* MATERIAL SHOWN *
--------------------------------------------------

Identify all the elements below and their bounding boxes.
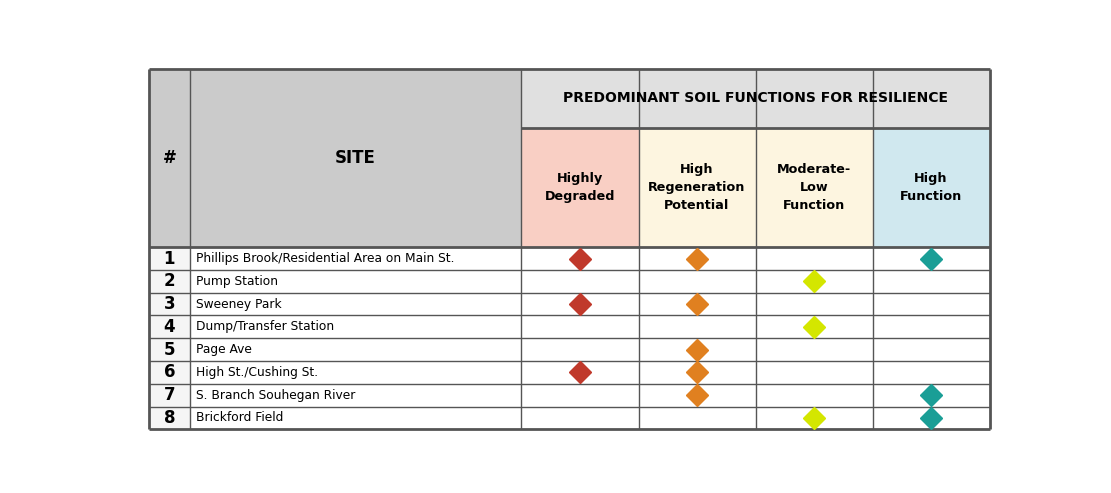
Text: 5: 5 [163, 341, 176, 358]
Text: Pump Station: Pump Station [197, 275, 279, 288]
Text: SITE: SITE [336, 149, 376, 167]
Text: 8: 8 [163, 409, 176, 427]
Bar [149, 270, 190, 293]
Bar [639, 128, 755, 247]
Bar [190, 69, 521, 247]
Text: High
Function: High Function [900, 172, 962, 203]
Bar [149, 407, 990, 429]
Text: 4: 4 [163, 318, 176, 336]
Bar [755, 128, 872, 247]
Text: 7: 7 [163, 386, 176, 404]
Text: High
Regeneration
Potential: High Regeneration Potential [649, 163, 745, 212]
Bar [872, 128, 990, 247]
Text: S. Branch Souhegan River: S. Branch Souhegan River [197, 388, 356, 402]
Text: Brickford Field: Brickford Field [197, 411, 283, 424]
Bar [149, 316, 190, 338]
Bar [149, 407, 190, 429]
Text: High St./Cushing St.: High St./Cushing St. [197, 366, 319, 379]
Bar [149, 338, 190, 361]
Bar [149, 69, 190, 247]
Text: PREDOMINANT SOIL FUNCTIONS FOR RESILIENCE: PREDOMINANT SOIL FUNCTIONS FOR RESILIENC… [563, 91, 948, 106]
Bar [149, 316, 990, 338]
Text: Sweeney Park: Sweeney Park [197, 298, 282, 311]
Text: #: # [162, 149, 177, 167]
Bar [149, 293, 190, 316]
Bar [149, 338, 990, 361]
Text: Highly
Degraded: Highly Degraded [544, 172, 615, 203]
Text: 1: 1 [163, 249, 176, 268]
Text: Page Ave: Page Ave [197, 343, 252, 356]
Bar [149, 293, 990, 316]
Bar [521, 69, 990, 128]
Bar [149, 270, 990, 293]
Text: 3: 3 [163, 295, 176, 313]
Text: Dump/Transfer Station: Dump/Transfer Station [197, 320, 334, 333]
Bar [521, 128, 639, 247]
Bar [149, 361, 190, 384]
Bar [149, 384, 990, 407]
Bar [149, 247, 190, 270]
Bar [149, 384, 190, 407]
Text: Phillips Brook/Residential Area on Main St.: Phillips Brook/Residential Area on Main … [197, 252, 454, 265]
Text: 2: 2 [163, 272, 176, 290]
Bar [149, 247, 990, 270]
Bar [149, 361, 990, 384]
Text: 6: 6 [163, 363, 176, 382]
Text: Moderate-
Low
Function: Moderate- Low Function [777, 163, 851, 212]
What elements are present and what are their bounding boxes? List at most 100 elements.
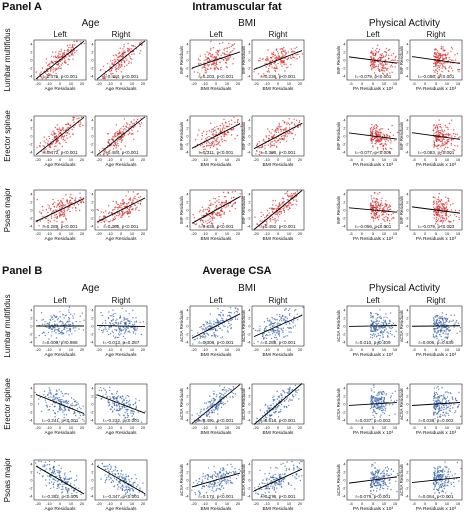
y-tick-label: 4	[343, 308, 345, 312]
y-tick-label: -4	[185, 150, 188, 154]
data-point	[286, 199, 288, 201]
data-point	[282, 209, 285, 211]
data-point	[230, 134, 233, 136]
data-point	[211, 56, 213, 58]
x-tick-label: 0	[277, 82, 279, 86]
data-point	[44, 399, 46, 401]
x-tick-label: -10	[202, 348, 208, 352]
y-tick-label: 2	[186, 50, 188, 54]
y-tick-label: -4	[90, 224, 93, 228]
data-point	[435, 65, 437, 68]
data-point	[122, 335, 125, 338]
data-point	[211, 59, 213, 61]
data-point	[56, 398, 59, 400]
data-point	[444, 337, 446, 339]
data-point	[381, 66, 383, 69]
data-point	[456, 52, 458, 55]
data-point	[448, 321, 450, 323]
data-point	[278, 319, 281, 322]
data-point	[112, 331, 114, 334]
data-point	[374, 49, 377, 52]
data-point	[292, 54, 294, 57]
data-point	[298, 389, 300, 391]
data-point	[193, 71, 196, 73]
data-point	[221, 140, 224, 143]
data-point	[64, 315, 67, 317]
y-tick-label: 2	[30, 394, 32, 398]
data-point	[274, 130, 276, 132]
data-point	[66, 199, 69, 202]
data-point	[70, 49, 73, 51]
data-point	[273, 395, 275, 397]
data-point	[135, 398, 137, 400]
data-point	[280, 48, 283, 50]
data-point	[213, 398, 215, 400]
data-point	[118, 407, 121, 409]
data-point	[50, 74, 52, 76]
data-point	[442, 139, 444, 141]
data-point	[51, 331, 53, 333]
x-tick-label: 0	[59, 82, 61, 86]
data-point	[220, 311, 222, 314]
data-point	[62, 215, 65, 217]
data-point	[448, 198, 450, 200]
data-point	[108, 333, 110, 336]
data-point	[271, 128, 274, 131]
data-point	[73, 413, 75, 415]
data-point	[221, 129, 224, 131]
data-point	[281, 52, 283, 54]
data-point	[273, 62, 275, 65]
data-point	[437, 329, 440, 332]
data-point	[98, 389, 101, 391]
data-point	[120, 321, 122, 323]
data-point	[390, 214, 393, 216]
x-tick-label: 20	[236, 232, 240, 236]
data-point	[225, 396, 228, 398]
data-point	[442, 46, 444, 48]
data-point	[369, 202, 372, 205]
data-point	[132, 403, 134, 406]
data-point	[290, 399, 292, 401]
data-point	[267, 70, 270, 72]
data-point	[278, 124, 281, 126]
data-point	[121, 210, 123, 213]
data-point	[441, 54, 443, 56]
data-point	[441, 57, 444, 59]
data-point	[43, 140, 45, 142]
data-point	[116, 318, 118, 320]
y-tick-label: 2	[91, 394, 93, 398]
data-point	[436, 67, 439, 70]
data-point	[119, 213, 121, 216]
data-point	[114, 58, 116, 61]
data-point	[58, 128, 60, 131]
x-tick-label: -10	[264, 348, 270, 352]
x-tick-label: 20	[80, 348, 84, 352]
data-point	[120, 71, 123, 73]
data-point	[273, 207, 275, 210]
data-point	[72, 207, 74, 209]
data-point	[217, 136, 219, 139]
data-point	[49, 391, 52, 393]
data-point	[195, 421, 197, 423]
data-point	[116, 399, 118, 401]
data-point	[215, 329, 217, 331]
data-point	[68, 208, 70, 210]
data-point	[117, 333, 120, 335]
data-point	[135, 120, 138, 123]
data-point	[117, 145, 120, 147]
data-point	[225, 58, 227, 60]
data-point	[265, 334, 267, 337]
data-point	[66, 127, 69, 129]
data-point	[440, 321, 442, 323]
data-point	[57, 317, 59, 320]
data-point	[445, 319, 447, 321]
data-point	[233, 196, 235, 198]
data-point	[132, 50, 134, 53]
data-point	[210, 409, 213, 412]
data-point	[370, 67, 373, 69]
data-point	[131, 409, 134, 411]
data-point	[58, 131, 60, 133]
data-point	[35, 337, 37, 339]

--------------------------------------------------

* WRITTEN INSTRUCTION *
Could you switch every "data-point" in the records to "marker", keep all other lines the same, and leave out the pictures?

* WRITTEN ANSWER *
Identify all the elements below and their bounding boxes.
Text: 5: 5 [163, 341, 176, 358]
Text: Pump Station: Pump Station [197, 275, 279, 288]
Text: SITE: SITE [336, 149, 376, 167]
Text: 8: 8 [163, 409, 176, 427]
Bar [149, 270, 190, 293]
Bar [639, 128, 755, 247]
Bar [190, 69, 521, 247]
Text: High
Function: High Function [900, 172, 962, 203]
Bar [149, 407, 990, 429]
Text: 4: 4 [163, 318, 176, 336]
Bar [755, 128, 872, 247]
Text: 7: 7 [163, 386, 176, 404]
Text: High
Regeneration
Potential: High Regeneration Potential [649, 163, 745, 212]
Bar [872, 128, 990, 247]
Text: S. Branch Souhegan River: S. Branch Souhegan River [197, 388, 356, 402]
Text: Brickford Field: Brickford Field [197, 411, 283, 424]
Bar [149, 316, 190, 338]
Bar [149, 407, 190, 429]
Text: High St./Cushing St.: High St./Cushing St. [197, 366, 319, 379]
Bar [149, 338, 190, 361]
Bar [149, 69, 190, 247]
Text: PREDOMINANT SOIL FUNCTIONS FOR RESILIENCE: PREDOMINANT SOIL FUNCTIONS FOR RESILIENC… [563, 91, 948, 106]
Bar [149, 316, 990, 338]
Text: Sweeney Park: Sweeney Park [197, 298, 282, 311]
Text: #: # [162, 149, 177, 167]
Bar [149, 293, 190, 316]
Bar [149, 338, 990, 361]
Text: Highly
Degraded: Highly Degraded [544, 172, 615, 203]
Text: 1: 1 [163, 249, 176, 268]
Text: Page Ave: Page Ave [197, 343, 252, 356]
Bar [149, 293, 990, 316]
Bar [521, 69, 990, 128]
Bar [149, 270, 990, 293]
Text: 3: 3 [163, 295, 176, 313]
Text: Dump/Transfer Station: Dump/Transfer Station [197, 320, 334, 333]
Bar [521, 128, 639, 247]
Bar [149, 361, 190, 384]
Bar [149, 384, 990, 407]
Bar [149, 247, 190, 270]
Bar [149, 384, 190, 407]
Text: Phillips Brook/Residential Area on Main St.: Phillips Brook/Residential Area on Main … [197, 252, 454, 265]
Text: 2: 2 [163, 272, 176, 290]
Bar [149, 247, 990, 270]
Bar [149, 361, 990, 384]
Text: 6: 6 [163, 363, 176, 382]
Text: Moderate-
Low
Function: Moderate- Low Function [777, 163, 851, 212]
What elements are present and what are their bounding boxes? List at most 100 elements.
y-tick-label: 4	[343, 308, 345, 312]
y-tick-label: -4	[185, 150, 188, 154]
marker	[286, 199, 288, 201]
marker	[282, 209, 285, 211]
marker	[230, 134, 233, 136]
marker	[211, 56, 213, 58]
x-tick-label: 0	[277, 82, 279, 86]
marker	[44, 399, 46, 401]
x-tick-label: -10	[202, 348, 208, 352]
y-tick-label: 2	[186, 50, 188, 54]
y-tick-label: -4	[90, 224, 93, 228]
marker	[435, 65, 437, 68]
marker	[122, 335, 125, 338]
marker	[211, 59, 213, 61]
marker	[56, 398, 59, 400]
marker	[444, 337, 446, 339]
marker	[381, 66, 383, 69]
marker	[456, 52, 458, 55]
marker	[448, 321, 450, 323]
marker	[278, 319, 281, 322]
marker	[112, 331, 114, 334]
marker	[374, 49, 377, 52]
marker	[292, 54, 294, 57]
marker	[298, 389, 300, 391]
marker	[193, 71, 196, 73]
marker	[221, 140, 224, 143]
marker	[64, 315, 67, 317]
y-tick-label: 2	[30, 394, 32, 398]
marker	[274, 130, 276, 132]
marker	[66, 199, 69, 202]
marker	[70, 49, 73, 51]
marker	[273, 395, 275, 397]
marker	[135, 398, 137, 400]
marker	[280, 48, 283, 50]
marker	[213, 398, 215, 400]
marker	[118, 407, 121, 409]
marker	[50, 74, 52, 76]
marker	[442, 139, 444, 141]
marker	[51, 331, 53, 333]
x-tick-label: 0	[59, 82, 61, 86]
marker	[220, 311, 222, 314]
marker	[62, 215, 65, 217]
marker	[448, 198, 450, 200]
marker	[108, 333, 110, 336]
marker	[271, 128, 274, 131]
marker	[73, 413, 75, 415]
marker	[221, 129, 224, 131]
marker	[281, 52, 283, 54]
marker	[273, 62, 275, 65]
marker	[437, 329, 440, 332]
marker	[98, 389, 101, 391]
marker	[120, 321, 122, 323]
marker	[390, 214, 393, 216]
x-tick-label: 20	[236, 232, 240, 236]
marker	[225, 396, 228, 398]
marker	[442, 46, 444, 48]
marker	[369, 202, 372, 205]
marker	[132, 403, 134, 406]
marker	[290, 399, 292, 401]
marker	[267, 70, 270, 72]
marker	[278, 124, 281, 126]
marker	[121, 210, 123, 213]
marker	[441, 54, 443, 56]
marker	[441, 57, 444, 59]
marker	[43, 140, 45, 142]
marker	[116, 318, 118, 320]
y-tick-label: 2	[91, 394, 93, 398]
marker	[436, 67, 439, 70]
marker	[119, 213, 121, 216]
marker	[114, 58, 116, 61]
marker	[58, 128, 60, 131]
x-tick-label: -10	[264, 348, 270, 352]
x-tick-label: 20	[80, 348, 84, 352]
marker	[120, 71, 123, 73]
marker	[273, 207, 275, 210]
marker	[72, 207, 74, 209]
marker	[217, 136, 219, 139]
marker	[49, 391, 52, 393]
marker	[195, 421, 197, 423]
marker	[116, 399, 118, 401]
marker	[215, 329, 217, 331]
marker	[68, 208, 70, 210]
marker	[117, 333, 120, 335]
marker	[135, 120, 138, 123]
marker	[117, 145, 120, 147]
marker	[225, 58, 227, 60]
marker	[265, 334, 267, 337]
marker	[66, 127, 69, 129]
marker	[440, 321, 442, 323]
marker	[57, 317, 59, 320]
marker	[445, 319, 447, 321]
marker	[233, 196, 235, 198]
marker	[132, 50, 134, 53]
marker	[210, 409, 213, 412]
marker	[370, 67, 373, 69]
marker	[131, 409, 134, 411]
marker	[58, 131, 60, 133]
marker	[35, 337, 37, 339]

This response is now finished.